▸ **Tasks for this exercise**
(A) Answer these questions about the piece on J.P. Morgan ending Aumni's services:
(i) On what date did the bank issue its official statement?
(ii) Roughly how many Aumni roles does the discontinuation touch in the Philippines?
(iii) When did J.P. Morgan acquire Aumni?
(B) Reproduce the passage of the piece on J.P. Morgan ending Aumni's services between "Why it matters" and "for global operations.", inclusive, word for word.

Insider Spotlight
In an official statement on Tuesday, Dec. 2, 2025, the US-based bank said, “J.P. Morgan regularly reviews its products and client offerings and we have taken the decision to discontinue Aumni’s services globally, which includes its operations in the US, UK, India and the Philippines.”
“J.P. Morgan remains committed to the Philippines and the country continues to be a critical hub for our operations globally,” it stressed.
Why it matters
The discontinuation touches a small segment of the bank’s Philippine workforce. The roughly 250 Aumni roles represent around one percent of J.P. Morgan’s more than 25,000 employees in the country, spread across major hubs in Metro Manila, Cebu and Baguio. These sites serve as critical support centers for global operations.
The context
J.P. Morgan acquired Aumni in March 2023 to boost analytics capabilities for venture capital clients. The bank regularly reassesses its product suite, and the global phaseout follows this internal review.

▸ **Material**
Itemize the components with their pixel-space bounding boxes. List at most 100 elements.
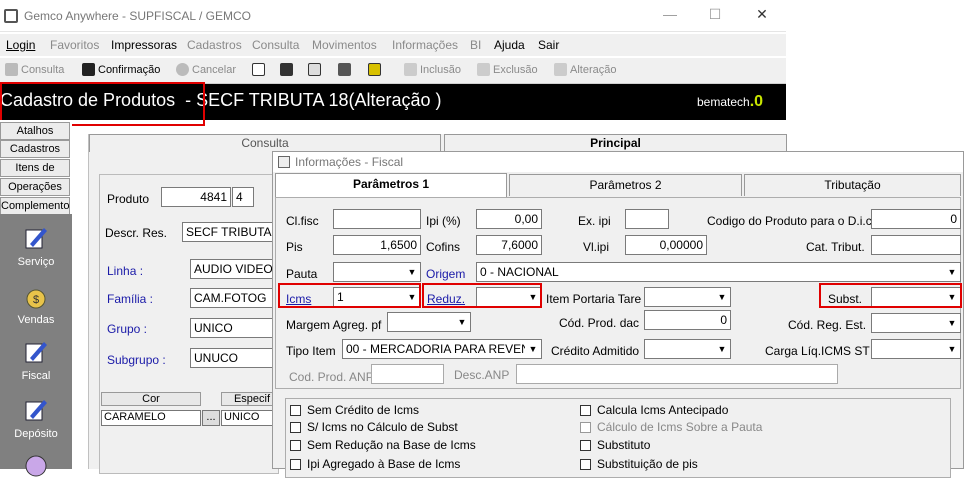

▸ **Responses for each task**
(A)
(i) Tuesday, Dec. 2, 2025
(ii) Roughly 250
(iii) March 2023

(B)
Why it matters
The discontinuation touches a small segment of the bank’s Philippine workforce. The roughly 250 Aumni roles represent around one percent of J.P. Morgan’s more than 25,000 employees in the country, spread across major hubs in Metro Manila, Cebu and Baguio. These sites serve as critical support centers for global operations.